[START]

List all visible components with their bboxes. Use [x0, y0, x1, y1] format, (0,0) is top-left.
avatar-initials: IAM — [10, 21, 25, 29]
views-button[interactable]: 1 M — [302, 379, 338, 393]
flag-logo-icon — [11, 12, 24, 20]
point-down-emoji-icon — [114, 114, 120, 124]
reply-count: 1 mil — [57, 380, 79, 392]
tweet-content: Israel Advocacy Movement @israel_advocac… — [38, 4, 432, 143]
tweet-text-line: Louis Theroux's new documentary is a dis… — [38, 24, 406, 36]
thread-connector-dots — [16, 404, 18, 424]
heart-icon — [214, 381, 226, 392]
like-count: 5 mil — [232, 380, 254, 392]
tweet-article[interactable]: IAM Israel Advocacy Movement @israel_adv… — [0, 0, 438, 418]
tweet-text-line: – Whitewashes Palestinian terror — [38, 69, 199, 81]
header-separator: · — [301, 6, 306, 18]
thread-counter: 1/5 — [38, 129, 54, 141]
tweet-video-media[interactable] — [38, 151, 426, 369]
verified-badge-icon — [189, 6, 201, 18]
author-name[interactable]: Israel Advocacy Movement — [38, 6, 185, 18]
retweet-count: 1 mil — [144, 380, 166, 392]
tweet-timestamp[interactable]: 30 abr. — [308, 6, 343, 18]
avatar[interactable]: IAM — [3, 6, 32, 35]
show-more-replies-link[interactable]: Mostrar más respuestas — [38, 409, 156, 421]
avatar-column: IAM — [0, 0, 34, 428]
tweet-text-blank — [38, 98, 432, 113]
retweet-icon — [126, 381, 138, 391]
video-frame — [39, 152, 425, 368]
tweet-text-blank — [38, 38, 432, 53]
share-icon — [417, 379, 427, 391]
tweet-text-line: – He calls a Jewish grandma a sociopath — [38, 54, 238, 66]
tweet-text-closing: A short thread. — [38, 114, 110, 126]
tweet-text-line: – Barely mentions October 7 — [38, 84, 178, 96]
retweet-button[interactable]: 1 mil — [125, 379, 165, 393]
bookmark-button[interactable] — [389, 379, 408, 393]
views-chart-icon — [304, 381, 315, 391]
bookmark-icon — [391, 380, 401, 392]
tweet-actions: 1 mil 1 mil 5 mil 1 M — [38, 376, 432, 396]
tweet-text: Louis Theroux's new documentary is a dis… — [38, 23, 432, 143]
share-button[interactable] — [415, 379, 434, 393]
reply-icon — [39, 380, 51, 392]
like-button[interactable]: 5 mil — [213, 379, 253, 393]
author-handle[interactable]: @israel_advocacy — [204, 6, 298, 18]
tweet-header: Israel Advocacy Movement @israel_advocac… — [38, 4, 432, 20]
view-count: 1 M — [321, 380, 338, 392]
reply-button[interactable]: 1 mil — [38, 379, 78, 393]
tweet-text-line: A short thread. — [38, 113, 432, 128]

[END]

● **Aim of the exercise**: Can you quote every line of the data above verbatim, from the first line to the last?

● **Task solution**:
List all visible components with their bboxes. Use [x0, y0, x1, y1] format, (0,0) is top-left.
avatar-initials: IAM — [10, 21, 25, 29]
views-button[interactable]: 1 M — [302, 379, 338, 393]
flag-logo-icon — [11, 12, 24, 20]
point-down-emoji-icon — [114, 114, 120, 124]
reply-count: 1 mil — [57, 380, 79, 392]
tweet-content: Israel Advocacy Movement @israel_advocac… — [38, 4, 432, 143]
tweet-text-line: Louis Theroux's new documentary is a dis… — [38, 24, 406, 36]
thread-connector-dots — [16, 404, 18, 424]
heart-icon — [214, 381, 226, 392]
like-count: 5 mil — [232, 380, 254, 392]
tweet-article[interactable]: IAM Israel Advocacy Movement @israel_adv… — [0, 0, 438, 418]
tweet-text-line: – Whitewashes Palestinian terror — [38, 69, 199, 81]
header-separator: · — [301, 6, 306, 18]
thread-counter: 1/5 — [38, 129, 54, 141]
tweet-video-media[interactable] — [38, 151, 426, 369]
verified-badge-icon — [189, 6, 201, 18]
author-name[interactable]: Israel Advocacy Movement — [38, 6, 185, 18]
retweet-count: 1 mil — [144, 380, 166, 392]
tweet-timestamp[interactable]: 30 abr. — [308, 6, 343, 18]
avatar[interactable]: IAM — [3, 6, 32, 35]
show-more-replies-link[interactable]: Mostrar más respuestas — [38, 409, 156, 421]
avatar-column: IAM — [0, 0, 34, 428]
tweet-text-blank — [38, 98, 432, 113]
retweet-icon — [126, 381, 138, 391]
video-frame — [39, 152, 425, 368]
tweet-text-blank — [38, 38, 432, 53]
share-icon — [417, 379, 427, 391]
tweet-text-line: – He calls a Jewish grandma a sociopath — [38, 54, 238, 66]
tweet-text-closing: A short thread. — [38, 114, 110, 126]
tweet-text-line: – Barely mentions October 7 — [38, 84, 178, 96]
retweet-button[interactable]: 1 mil — [125, 379, 165, 393]
bookmark-button[interactable] — [389, 379, 408, 393]
views-chart-icon — [304, 381, 315, 391]
bookmark-icon — [391, 380, 401, 392]
tweet-actions: 1 mil 1 mil 5 mil 1 M — [38, 376, 432, 396]
tweet-text: Louis Theroux's new documentary is a dis… — [38, 23, 432, 143]
share-button[interactable] — [415, 379, 434, 393]
reply-icon — [39, 380, 51, 392]
like-button[interactable]: 5 mil — [213, 379, 253, 393]
author-handle[interactable]: @israel_advocacy — [204, 6, 298, 18]
tweet-header: Israel Advocacy Movement @israel_advocac… — [38, 4, 432, 20]
view-count: 1 M — [321, 380, 338, 392]
reply-button[interactable]: 1 mil — [38, 379, 78, 393]
tweet-text-line: A short thread. — [38, 113, 432, 128]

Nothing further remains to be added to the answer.